## start SUPPLIED DATA

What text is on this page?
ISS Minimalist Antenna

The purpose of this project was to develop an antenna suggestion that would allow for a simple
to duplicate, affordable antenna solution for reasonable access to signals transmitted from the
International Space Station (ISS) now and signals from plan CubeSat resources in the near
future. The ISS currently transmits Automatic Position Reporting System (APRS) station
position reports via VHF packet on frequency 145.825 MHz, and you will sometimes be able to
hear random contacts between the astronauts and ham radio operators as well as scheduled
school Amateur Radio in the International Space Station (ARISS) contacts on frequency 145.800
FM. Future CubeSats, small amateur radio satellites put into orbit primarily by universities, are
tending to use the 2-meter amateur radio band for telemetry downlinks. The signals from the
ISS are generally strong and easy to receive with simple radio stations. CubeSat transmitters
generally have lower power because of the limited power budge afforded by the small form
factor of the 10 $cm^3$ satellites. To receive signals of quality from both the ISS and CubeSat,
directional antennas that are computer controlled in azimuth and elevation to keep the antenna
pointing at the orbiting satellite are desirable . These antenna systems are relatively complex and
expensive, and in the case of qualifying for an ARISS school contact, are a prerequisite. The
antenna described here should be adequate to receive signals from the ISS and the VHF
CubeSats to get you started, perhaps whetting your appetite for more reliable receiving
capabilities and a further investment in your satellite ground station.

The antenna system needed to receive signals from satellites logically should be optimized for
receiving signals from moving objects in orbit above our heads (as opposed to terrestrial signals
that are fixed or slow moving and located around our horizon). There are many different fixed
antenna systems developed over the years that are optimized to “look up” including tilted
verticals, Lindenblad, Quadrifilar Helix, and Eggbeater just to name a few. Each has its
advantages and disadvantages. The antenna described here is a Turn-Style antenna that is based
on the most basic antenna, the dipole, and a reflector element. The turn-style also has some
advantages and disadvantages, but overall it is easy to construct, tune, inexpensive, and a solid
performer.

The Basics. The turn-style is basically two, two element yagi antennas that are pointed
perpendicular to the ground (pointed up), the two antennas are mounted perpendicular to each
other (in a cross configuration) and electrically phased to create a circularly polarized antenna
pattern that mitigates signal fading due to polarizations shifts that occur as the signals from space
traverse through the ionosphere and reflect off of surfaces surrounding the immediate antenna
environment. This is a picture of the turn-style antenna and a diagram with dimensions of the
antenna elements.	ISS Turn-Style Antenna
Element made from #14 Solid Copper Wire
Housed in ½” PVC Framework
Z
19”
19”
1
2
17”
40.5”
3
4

## end SUPPLIED DATA

Output each record exactly, leaving nothing out.

What text is on this page?
ISS Minimalist Antenna

The purpose of this project was to develop an antenna suggestion that would allow for a simple
to duplicate, affordable antenna solution for reasonable access to signals transmitted from the
International Space Station (ISS) now and signals from plan CubeSat resources in the near
future. The ISS currently transmits Automatic Position Reporting System (APRS) station
position reports via VHF packet on frequency 145.825 MHz, and you will sometimes be able to
hear random contacts between the astronauts and ham radio operators as well as scheduled
school Amateur Radio in the International Space Station (ARISS) contacts on frequency 145.800
FM. Future CubeSats, small amateur radio satellites put into orbit primarily by universities, are
tending to use the 2-meter amateur radio band for telemetry downlinks. The signals from the
ISS are generally strong and easy to receive with simple radio stations. CubeSat transmitters
generally have lower power because of the limited power budge afforded by the small form
factor of the 10 $cm^3$ satellites. To receive signals of quality from both the ISS and CubeSat,
directional antennas that are computer controlled in azimuth and elevation to keep the antenna
pointing at the orbiting satellite are desirable . These antenna systems are relatively complex and
expensive, and in the case of qualifying for an ARISS school contact, are a prerequisite. The
antenna described here should be adequate to receive signals from the ISS and the VHF
CubeSats to get you started, perhaps whetting your appetite for more reliable receiving
capabilities and a further investment in your satellite ground station.

The antenna system needed to receive signals from satellites logically should be optimized for
receiving signals from moving objects in orbit above our heads (as opposed to terrestrial signals
that are fixed or slow moving and located around our horizon). There are many different fixed
antenna systems developed over the years that are optimized to “look up” including tilted
verticals, Lindenblad, Quadrifilar Helix, and Eggbeater just to name a few. Each has its
advantages and disadvantages. The antenna described here is a Turn-Style antenna that is based
on the most basic antenna, the dipole, and a reflector element. The turn-style also has some
advantages and disadvantages, but overall it is easy to construct, tune, inexpensive, and a solid
performer.

The Basics. The turn-style is basically two, two element yagi antennas that are pointed
perpendicular to the ground (pointed up), the two antennas are mounted perpendicular to each
other (in a cross configuration) and electrically phased to create a circularly polarized antenna
pattern that mitigates signal fading due to polarizations shifts that occur as the signals from space
traverse through the ionosphere and reflect off of surfaces surrounding the immediate antenna
environment. This is a picture of the turn-style antenna and a diagram with dimensions of the
antenna elements.	ISS Turn-Style Antenna
Element made from #14 Solid Copper Wire
Housed in ½” PVC Framework
Z
19”
19”
1
2
17”
40.5”
3
4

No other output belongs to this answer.